_WHAT IS ASKED_:
Reproduce the records below in full and word for word, excluding pictures.

_MATERIAL FOR THIS EXERCISE_:
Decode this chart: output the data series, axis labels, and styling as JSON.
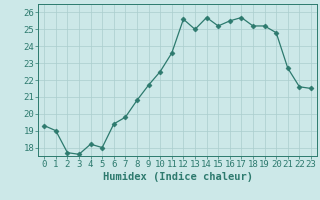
{
  "x": [
    0,
    1,
    2,
    3,
    4,
    5,
    6,
    7,
    8,
    9,
    10,
    11,
    12,
    13,
    14,
    15,
    16,
    17,
    18,
    19,
    20,
    21,
    22,
    23
  ],
  "y": [
    19.3,
    19.0,
    17.7,
    17.6,
    18.2,
    18.0,
    19.4,
    19.8,
    20.8,
    21.7,
    22.5,
    23.6,
    25.6,
    25.0,
    25.7,
    25.2,
    25.5,
    25.7,
    25.2,
    25.2,
    24.8,
    22.7,
    21.6,
    21.5
  ],
  "line_color": "#2d7a6e",
  "marker": "D",
  "marker_size": 2.5,
  "bg_color": "#cce8e8",
  "grid_color": "#aacece",
  "axis_color": "#2d7a6e",
  "xlabel": "Humidex (Indice chaleur)",
  "ylim": [
    17.5,
    26.5
  ],
  "xlim": [
    -0.5,
    23.5
  ],
  "yticks": [
    18,
    19,
    20,
    21,
    22,
    23,
    24,
    25,
    26
  ],
  "xticks": [
    0,
    1,
    2,
    3,
    4,
    5,
    6,
    7,
    8,
    9,
    10,
    11,
    12,
    13,
    14,
    15,
    16,
    17,
    18,
    19,
    20,
    21,
    22,
    23
  ],
  "font_size_label": 7.5,
  "font_size_tick": 6.5
}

_TASK ANSWER_:
Decode this chart: output the data series, axis labels, and styling as JSON.
{
  "x": [
    0,
    1,
    2,
    3,
    4,
    5,
    6,
    7,
    8,
    9,
    10,
    11,
    12,
    13,
    14,
    15,
    16,
    17,
    18,
    19,
    20,
    21,
    22,
    23
  ],
  "y": [
    19.3,
    19.0,
    17.7,
    17.6,
    18.2,
    18.0,
    19.4,
    19.8,
    20.8,
    21.7,
    22.5,
    23.6,
    25.6,
    25.0,
    25.7,
    25.2,
    25.5,
    25.7,
    25.2,
    25.2,
    24.8,
    22.7,
    21.6,
    21.5
  ],
  "line_color": "#2d7a6e",
  "marker": "D",
  "marker_size": 2.5,
  "bg_color": "#cce8e8",
  "grid_color": "#aacece",
  "axis_color": "#2d7a6e",
  "xlabel": "Humidex (Indice chaleur)",
  "ylim": [
    17.5,
    26.5
  ],
  "xlim": [
    -0.5,
    23.5
  ],
  "yticks": [
    18,
    19,
    20,
    21,
    22,
    23,
    24,
    25,
    26
  ],
  "xticks": [
    0,
    1,
    2,
    3,
    4,
    5,
    6,
    7,
    8,
    9,
    10,
    11,
    12,
    13,
    14,
    15,
    16,
    17,
    18,
    19,
    20,
    21,
    22,
    23
  ],
  "font_size_label": 7.5,
  "font_size_tick": 6.5
}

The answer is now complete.